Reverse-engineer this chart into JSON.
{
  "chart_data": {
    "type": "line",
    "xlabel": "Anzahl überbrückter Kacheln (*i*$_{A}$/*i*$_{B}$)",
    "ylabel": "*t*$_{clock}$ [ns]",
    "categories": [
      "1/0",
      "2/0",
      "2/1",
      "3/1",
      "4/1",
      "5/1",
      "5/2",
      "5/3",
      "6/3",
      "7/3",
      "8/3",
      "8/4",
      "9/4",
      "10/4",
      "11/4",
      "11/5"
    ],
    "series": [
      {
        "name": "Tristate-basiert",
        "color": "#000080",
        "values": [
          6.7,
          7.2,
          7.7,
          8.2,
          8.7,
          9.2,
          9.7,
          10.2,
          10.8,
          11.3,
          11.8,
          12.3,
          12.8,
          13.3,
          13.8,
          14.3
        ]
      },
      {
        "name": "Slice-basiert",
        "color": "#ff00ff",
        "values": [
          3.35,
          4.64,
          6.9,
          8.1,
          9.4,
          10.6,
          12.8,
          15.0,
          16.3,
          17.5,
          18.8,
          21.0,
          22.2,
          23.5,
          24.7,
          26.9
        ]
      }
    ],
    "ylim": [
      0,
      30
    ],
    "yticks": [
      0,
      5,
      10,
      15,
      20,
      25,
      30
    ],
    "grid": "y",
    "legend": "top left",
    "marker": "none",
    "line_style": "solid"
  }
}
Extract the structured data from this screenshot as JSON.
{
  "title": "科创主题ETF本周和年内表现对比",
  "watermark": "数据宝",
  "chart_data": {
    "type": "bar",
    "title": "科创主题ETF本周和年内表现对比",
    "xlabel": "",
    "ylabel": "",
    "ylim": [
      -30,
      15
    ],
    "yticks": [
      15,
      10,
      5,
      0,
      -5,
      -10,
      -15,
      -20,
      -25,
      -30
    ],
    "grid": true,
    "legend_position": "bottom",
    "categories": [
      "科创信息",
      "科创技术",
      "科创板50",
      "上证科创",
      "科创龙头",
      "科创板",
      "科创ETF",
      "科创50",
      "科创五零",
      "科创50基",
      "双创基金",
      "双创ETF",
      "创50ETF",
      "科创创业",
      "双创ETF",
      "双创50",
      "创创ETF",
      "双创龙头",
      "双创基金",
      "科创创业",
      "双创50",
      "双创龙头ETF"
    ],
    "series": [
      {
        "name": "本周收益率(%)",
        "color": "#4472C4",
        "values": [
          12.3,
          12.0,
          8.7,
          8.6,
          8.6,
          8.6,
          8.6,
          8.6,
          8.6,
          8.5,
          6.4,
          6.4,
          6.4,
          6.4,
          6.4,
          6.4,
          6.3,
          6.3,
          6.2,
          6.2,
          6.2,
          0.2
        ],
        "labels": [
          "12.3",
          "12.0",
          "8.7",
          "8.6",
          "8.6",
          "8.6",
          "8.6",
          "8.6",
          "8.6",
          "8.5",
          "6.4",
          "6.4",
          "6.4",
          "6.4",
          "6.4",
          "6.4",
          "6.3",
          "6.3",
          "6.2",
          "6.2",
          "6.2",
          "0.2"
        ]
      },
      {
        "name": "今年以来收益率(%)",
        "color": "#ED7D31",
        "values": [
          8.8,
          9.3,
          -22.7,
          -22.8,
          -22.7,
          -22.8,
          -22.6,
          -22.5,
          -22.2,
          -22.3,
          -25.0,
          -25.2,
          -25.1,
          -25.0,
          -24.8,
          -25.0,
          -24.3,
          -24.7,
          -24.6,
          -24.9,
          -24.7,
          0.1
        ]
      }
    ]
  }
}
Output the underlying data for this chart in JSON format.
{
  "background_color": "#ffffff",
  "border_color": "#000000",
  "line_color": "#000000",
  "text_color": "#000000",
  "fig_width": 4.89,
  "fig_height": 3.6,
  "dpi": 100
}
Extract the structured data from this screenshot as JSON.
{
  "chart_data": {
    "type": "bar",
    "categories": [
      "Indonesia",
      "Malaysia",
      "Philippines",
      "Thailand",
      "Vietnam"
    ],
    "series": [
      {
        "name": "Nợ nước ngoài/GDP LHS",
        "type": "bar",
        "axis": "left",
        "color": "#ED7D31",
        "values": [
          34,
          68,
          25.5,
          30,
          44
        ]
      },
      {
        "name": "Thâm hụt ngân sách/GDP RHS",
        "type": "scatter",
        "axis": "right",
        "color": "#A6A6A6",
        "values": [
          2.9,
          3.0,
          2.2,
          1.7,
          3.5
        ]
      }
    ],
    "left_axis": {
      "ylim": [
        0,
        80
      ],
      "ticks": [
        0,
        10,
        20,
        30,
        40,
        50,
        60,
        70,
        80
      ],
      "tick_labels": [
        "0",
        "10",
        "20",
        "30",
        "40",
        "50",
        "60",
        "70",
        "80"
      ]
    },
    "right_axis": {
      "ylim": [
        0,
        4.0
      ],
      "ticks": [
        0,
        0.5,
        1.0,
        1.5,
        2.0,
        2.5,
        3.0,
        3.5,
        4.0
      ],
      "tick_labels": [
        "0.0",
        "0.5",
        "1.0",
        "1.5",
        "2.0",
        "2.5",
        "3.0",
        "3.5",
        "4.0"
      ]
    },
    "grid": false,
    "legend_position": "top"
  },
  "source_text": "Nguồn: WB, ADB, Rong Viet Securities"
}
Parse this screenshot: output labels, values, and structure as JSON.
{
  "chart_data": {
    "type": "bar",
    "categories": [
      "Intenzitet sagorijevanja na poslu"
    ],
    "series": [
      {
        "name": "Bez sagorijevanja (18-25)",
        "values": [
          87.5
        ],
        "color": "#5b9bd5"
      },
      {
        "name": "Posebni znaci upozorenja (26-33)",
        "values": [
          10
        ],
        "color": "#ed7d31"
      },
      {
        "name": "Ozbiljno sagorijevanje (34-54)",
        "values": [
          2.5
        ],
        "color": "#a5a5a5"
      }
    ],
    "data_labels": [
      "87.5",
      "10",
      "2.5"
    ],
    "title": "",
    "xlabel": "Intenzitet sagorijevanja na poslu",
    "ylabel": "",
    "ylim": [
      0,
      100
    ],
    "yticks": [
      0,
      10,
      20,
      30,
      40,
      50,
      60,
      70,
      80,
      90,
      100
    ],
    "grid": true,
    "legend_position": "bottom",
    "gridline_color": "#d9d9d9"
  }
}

====

Stated exercise:
Restate the listing above word for word.

Expected answer:
Reverse-engineer this chart into JSON.
{
  "chart_data": {
    "type": "line",
    "xlabel": "Anzahl überbrückter Kacheln (*i*$_{A}$/*i*$_{B}$)",
    "ylabel": "*t*$_{clock}$ [ns]",
    "categories": [
      "1/0",
      "2/0",
      "2/1",
      "3/1",
      "4/1",
      "5/1",
      "5/2",
      "5/3",
      "6/3",
      "7/3",
      "8/3",
      "8/4",
      "9/4",
      "10/4",
      "11/4",
      "11/5"
    ],
    "series": [
      {
        "name": "Tristate-basiert",
        "color": "#000080",
        "values": [
          6.7,
          7.2,
          7.7,
          8.2,
          8.7,
          9.2,
          9.7,
          10.2,
          10.8,
          11.3,
          11.8,
          12.3,
          12.8,
          13.3,
          13.8,
          14.3
        ]
      },
      {
        "name": "Slice-basiert",
        "color": "#ff00ff",
        "values": [
          3.35,
          4.64,
          6.9,
          8.1,
          9.4,
          10.6,
          12.8,
          15.0,
          16.3,
          17.5,
          18.8,
          21.0,
          22.2,
          23.5,
          24.7,
          26.9
        ]
      }
    ],
    "ylim": [
      0,
      30
    ],
    "yticks": [
      0,
      5,
      10,
      15,
      20,
      25,
      30
    ],
    "grid": "y",
    "legend": "top left",
    "marker": "none",
    "line_style": "solid"
  }
}
Extract the structured data from this screenshot as JSON.
{
  "title": "科创主题ETF本周和年内表现对比",
  "watermark": "数据宝",
  "chart_data": {
    "type": "bar",
    "title": "科创主题ETF本周和年内表现对比",
    "xlabel": "",
    "ylabel": "",
    "ylim": [
      -30,
      15
    ],
    "yticks": [
      15,
      10,
      5,
      0,
      -5,
      -10,
      -15,
      -20,
      -25,
      -30
    ],
    "grid": true,
    "legend_position": "bottom",
    "categories": [
      "科创信息",
      "科创技术",
      "科创板50",
      "上证科创",
      "科创龙头",
      "科创板",
      "科创ETF",
      "科创50",
      "科创五零",
      "科创50基",
      "双创基金",
      "双创ETF",
      "创50ETF",
      "科创创业",
      "双创ETF",
      "双创50",
      "创创ETF",
      "双创龙头",
      "双创基金",
      "科创创业",
      "双创50",
      "双创龙头ETF"
    ],
    "series": [
      {
        "name": "本周收益率(%)",
        "color": "#4472C4",
        "values": [
          12.3,
          12.0,
          8.7,
          8.6,
          8.6,
          8.6,
          8.6,
          8.6,
          8.6,
          8.5,
          6.4,
          6.4,
          6.4,
          6.4,
          6.4,
          6.4,
          6.3,
          6.3,
          6.2,
          6.2,
          6.2,
          0.2
        ],
        "labels": [
          "12.3",
          "12.0",
          "8.7",
          "8.6",
          "8.6",
          "8.6",
          "8.6",
          "8.6",
          "8.6",
          "8.5",
          "6.4",
          "6.4",
          "6.4",
          "6.4",
          "6.4",
          "6.4",
          "6.3",
          "6.3",
          "6.2",
          "6.2",
          "6.2",
          "0.2"
        ]
      },
      {
        "name": "今年以来收益率(%)",
        "color": "#ED7D31",
        "values": [
          8.8,
          9.3,
          -22.7,
          -22.8,
          -22.7,
          -22.8,
          -22.6,
          -22.5,
          -22.2,
          -22.3,
          -25.0,
          -25.2,
          -25.1,
          -25.0,
          -24.8,
          -25.0,
          -24.3,
          -24.7,
          -24.6,
          -24.9,
          -24.7,
          0.1
        ]
      }
    ]
  }
}
Output the underlying data for this chart in JSON format.
{
  "background_color": "#ffffff",
  "border_color": "#000000",
  "line_color": "#000000",
  "text_color": "#000000",
  "fig_width": 4.89,
  "fig_height": 3.6,
  "dpi": 100
}
Extract the structured data from this screenshot as JSON.
{
  "chart_data": {
    "type": "bar",
    "categories": [
      "Indonesia",
      "Malaysia",
      "Philippines",
      "Thailand",
      "Vietnam"
    ],
    "series": [
      {
        "name": "Nợ nước ngoài/GDP LHS",
        "type": "bar",
        "axis": "left",
        "color": "#ED7D31",
        "values": [
          34,
          68,
          25.5,
          30,
          44
        ]
      },
      {
        "name": "Thâm hụt ngân sách/GDP RHS",
        "type": "scatter",
        "axis": "right",
        "color": "#A6A6A6",
        "values": [
          2.9,
          3.0,
          2.2,
          1.7,
          3.5
        ]
      }
    ],
    "left_axis": {
      "ylim": [
        0,
        80
      ],
      "ticks": [
        0,
        10,
        20,
        30,
        40,
        50,
        60,
        70,
        80
      ],
      "tick_labels": [
        "0",
        "10",
        "20",
        "30",
        "40",
        "50",
        "60",
        "70",
        "80"
      ]
    },
    "right_axis": {
      "ylim": [
        0,
        4.0
      ],
      "ticks": [
        0,
        0.5,
        1.0,
        1.5,
        2.0,
        2.5,
        3.0,
        3.5,
        4.0
      ],
      "tick_labels": [
        "0.0",
        "0.5",
        "1.0",
        "1.5",
        "2.0",
        "2.5",
        "3.0",
        "3.5",
        "4.0"
      ]
    },
    "grid": false,
    "legend_position": "top"
  },
  "source_text": "Nguồn: WB, ADB, Rong Viet Securities"
}
Parse this screenshot: output labels, values, and structure as JSON.
{
  "chart_data": {
    "type": "bar",
    "categories": [
      "Intenzitet sagorijevanja na poslu"
    ],
    "series": [
      {
        "name": "Bez sagorijevanja (18-25)",
        "values": [
          87.5
        ],
        "color": "#5b9bd5"
      },
      {
        "name": "Posebni znaci upozorenja (26-33)",
        "values": [
          10
        ],
        "color": "#ed7d31"
      },
      {
        "name": "Ozbiljno sagorijevanje (34-54)",
        "values": [
          2.5
        ],
        "color": "#a5a5a5"
      }
    ],
    "data_labels": [
      "87.5",
      "10",
      "2.5"
    ],
    "title": "",
    "xlabel": "Intenzitet sagorijevanja na poslu",
    "ylabel": "",
    "ylim": [
      0,
      100
    ],
    "yticks": [
      0,
      10,
      20,
      30,
      40,
      50,
      60,
      70,
      80,
      90,
      100
    ],
    "grid": true,
    "legend_position": "bottom",
    "gridline_color": "#d9d9d9"
  }
}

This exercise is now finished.